> **Brief**: Every line of the material is to be repeated exactly as it stands.

> **Figure record listings**:
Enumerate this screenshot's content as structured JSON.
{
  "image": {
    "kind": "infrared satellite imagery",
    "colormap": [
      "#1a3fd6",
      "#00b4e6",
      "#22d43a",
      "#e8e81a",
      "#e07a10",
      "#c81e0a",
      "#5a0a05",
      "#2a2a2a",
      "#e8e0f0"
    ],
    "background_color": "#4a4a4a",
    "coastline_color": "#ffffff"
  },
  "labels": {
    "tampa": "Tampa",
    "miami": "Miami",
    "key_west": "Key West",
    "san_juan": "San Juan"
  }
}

> **Exercise solution**:
Enumerate this screenshot's content as structured JSON.
{
  "image": {
    "kind": "infrared satellite imagery",
    "colormap": [
      "#1a3fd6",
      "#00b4e6",
      "#22d43a",
      "#e8e81a",
      "#e07a10",
      "#c81e0a",
      "#5a0a05",
      "#2a2a2a",
      "#e8e0f0"
    ],
    "background_color": "#4a4a4a",
    "coastline_color": "#ffffff"
  },
  "labels": {
    "tampa": "Tampa",
    "miami": "Miami",
    "key_west": "Key West",
    "san_juan": "San Juan"
  }
}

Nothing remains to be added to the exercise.